Задания:
1) Ответьте на вопросы по отрывку о пельменях:
(а) Кто попросил автора написать книгу?
(б) Как переводили с удмуртского слово «пельмень»?
(в) Из какой деревни была одноклассница Валя?
2) Напишите продолжение отрывка о пельменях, начав сразу после его последнего предложения.

Выбранный отрывок:

══════

(Это зарисовки из книги, которую попросили написать мои младшие дети. Я столько рассказывал им о своем послевоенном детстве, что они купили мне ноутбук и усадили писать. Книгу я написал. И уже опубликовал несколько отрывков в Дзене. Но тогда читателей на моем канале было очень мало).
Пельмени
Пельмени начинали готовить раньше, чем гнать кумышку. (о самогонке под называнием кумышка расскажу позже). Потому что пельмени - это универсальное блюдо, можно было безбоязненно хранить на морозе в любых количествах. А морозы в те времена были очень жгучие.
Слово пельмень мы переводили с удмуртского как «хлебное ухо»: пель – ухо, нянь – хлеб. Мы ведь жили рядом с удмуртами, учились в одной школе и некоторые слова хорошо знали. Я, например, отлично знал удмуртский счет: одиг, кык, куинь... И была девочка Валя из деревни Удугучин, одноклассница, которой я нравился. Но это не трогало мое сердце. Мне с первого класса нравилась другая девочка, Галя. Но об этом в другой раз.

══════

Извлечённые записи:

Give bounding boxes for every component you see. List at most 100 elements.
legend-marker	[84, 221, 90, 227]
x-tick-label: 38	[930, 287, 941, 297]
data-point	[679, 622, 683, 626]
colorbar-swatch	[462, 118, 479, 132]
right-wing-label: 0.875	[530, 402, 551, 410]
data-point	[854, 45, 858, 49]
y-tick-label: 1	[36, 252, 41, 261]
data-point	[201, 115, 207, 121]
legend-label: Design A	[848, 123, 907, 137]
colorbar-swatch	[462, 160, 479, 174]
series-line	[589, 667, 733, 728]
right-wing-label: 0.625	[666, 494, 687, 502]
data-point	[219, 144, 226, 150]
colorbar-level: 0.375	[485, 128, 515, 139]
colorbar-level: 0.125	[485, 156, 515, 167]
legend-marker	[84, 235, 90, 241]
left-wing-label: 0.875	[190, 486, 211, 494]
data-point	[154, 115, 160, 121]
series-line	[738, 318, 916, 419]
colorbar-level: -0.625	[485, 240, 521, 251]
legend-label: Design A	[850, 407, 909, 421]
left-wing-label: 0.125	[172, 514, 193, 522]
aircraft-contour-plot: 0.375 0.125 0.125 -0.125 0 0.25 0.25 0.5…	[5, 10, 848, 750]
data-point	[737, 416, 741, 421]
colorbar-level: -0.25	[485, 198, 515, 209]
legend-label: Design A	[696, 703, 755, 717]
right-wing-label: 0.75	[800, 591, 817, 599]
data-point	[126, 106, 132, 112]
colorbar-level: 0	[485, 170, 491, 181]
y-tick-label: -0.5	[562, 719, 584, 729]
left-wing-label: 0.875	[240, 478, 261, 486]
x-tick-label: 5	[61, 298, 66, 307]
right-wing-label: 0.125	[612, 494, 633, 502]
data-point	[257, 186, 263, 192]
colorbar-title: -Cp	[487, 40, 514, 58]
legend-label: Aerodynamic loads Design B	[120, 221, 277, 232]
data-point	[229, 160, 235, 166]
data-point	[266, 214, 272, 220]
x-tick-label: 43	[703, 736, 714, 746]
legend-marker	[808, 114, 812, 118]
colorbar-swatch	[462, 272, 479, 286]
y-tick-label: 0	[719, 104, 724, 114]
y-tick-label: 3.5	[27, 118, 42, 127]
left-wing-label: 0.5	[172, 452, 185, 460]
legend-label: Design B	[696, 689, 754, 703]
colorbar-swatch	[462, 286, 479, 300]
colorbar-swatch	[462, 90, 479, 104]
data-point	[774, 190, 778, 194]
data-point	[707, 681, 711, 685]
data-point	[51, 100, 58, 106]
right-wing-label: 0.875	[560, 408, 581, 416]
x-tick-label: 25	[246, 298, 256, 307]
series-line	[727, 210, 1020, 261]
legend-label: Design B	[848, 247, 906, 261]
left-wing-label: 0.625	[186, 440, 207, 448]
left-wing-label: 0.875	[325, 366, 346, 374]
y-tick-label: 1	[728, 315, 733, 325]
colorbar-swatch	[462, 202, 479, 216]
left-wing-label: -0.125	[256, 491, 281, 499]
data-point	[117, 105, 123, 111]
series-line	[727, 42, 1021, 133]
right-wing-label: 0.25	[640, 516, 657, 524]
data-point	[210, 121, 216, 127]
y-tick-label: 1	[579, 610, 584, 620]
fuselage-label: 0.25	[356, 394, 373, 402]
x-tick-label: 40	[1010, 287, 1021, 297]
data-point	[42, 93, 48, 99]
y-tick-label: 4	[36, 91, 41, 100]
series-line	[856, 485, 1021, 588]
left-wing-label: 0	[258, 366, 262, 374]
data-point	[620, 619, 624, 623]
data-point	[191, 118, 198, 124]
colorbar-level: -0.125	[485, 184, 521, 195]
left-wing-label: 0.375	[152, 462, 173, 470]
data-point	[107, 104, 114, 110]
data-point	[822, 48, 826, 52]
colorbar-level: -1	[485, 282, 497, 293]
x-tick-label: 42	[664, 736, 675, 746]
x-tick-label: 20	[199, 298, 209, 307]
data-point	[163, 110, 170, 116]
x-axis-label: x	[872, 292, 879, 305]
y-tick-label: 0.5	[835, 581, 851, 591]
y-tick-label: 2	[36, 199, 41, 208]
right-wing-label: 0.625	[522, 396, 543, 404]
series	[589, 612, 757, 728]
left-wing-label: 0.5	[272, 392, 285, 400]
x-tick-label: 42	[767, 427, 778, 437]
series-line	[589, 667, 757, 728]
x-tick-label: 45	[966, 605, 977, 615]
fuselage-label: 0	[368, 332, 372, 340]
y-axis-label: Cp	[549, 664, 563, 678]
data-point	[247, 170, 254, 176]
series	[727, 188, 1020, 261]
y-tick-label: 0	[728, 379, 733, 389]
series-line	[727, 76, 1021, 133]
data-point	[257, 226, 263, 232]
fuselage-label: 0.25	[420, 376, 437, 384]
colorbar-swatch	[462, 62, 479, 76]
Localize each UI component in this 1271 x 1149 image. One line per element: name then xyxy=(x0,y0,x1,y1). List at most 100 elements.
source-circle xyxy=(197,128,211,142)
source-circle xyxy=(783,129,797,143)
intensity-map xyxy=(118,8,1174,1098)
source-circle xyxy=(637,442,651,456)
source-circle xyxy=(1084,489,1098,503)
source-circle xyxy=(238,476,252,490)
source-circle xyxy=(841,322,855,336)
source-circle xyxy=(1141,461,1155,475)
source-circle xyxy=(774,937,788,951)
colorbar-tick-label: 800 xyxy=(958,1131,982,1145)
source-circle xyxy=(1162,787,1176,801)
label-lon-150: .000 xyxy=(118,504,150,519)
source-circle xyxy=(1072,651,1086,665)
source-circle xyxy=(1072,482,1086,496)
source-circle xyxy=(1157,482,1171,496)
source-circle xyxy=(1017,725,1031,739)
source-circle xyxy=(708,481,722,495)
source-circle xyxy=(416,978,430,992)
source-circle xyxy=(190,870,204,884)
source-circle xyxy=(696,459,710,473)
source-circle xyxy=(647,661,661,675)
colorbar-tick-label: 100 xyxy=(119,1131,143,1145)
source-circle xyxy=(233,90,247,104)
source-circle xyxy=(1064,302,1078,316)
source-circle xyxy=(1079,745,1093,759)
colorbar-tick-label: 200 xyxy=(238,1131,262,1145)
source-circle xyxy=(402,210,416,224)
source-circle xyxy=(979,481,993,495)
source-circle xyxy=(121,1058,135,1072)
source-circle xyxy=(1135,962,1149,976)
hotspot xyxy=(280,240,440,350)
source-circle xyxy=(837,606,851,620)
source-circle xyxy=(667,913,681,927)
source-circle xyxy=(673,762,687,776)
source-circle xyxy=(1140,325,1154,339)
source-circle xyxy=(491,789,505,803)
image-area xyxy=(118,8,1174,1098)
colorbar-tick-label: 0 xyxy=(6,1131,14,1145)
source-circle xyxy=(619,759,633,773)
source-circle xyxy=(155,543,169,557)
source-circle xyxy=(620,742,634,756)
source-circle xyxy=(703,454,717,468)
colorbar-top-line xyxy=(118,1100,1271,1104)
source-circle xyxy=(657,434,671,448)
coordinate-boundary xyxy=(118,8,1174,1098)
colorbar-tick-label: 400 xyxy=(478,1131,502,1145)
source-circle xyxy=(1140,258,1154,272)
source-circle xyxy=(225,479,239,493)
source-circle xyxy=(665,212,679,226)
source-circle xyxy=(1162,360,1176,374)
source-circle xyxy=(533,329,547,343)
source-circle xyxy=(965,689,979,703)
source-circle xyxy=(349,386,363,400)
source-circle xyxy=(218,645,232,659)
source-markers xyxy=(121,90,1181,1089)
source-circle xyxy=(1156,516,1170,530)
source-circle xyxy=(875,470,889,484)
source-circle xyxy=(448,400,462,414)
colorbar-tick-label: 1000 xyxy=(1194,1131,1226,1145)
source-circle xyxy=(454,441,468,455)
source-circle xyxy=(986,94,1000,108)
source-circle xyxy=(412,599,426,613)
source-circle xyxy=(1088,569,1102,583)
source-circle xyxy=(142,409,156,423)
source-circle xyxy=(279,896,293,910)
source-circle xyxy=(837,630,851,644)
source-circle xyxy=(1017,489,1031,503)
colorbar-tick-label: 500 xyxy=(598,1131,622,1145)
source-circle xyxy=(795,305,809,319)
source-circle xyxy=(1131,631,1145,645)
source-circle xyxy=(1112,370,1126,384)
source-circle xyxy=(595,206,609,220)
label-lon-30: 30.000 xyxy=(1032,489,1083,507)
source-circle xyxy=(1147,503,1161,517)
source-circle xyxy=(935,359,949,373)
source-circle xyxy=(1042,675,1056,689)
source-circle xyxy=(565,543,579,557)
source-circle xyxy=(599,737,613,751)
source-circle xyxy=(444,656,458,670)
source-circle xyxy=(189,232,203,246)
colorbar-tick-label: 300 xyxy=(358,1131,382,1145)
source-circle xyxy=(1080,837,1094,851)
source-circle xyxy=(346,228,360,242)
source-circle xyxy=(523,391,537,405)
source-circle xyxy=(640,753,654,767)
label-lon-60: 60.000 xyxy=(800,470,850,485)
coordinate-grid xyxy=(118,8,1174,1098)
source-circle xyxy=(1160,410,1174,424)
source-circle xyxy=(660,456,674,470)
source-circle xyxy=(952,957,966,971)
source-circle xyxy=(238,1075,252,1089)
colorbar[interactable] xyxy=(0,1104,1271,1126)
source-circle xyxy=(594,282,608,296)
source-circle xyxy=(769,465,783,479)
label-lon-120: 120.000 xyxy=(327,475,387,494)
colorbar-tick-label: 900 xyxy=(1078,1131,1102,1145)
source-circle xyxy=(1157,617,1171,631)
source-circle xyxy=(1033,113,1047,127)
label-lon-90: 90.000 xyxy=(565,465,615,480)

══════

Результаты упражнения:
1)
(а) Младшие дети автора.
(б) Как «хлебное ухо».
(в) Из деревни Удугучин.

2)
Для пельменей были нужны мука (какая есть), вода, соль, мясо, лук. Мясо можно любое, но не очень жирное. К свинине нужно обязательно добавить говядины. Для сочности в мясо добавляли капусту. От бедности – картошку. Если был – молотый черный перец. Кажется, все.
Пельмени из одной ржаной муки считались признаком бедности, как и разные добавки вроде картошки. Самыми лучшими считались пельмени из белой пшеничной муки-крупчатки и мяса двух сортов. Но у нас крупчатки не было, в ход шла смесь простой пшеничной с ржаной или одна ржаная. По мне так из ржаной муки даже лучше – родиной пахнет. Хотя по вкусу пшеничная все же приятнее.
А вот насчет добавок можно поспорить. Когда я стал жить в городах, столкнулся с тем, что любые добавки в пельмени вроде капусты высмеивались. Капусту, мол, и так можно есть. А если заикнешься о картошке, вообще опозоришься.. Такое же мнение было о ржаной муке. Откуда такое снобистское отношение к здоровой деревенской пище? Наверное, от многолетнего недоедания. Больше не от чего.
Наши пельмени лепили двух видов – пирожком и кругленькие, с завернутыми ушками, какие и сейчас продают в магазинах. И вот я заметил: мужчинам чаще нравятся пирожком, а женщинам – кругленькие.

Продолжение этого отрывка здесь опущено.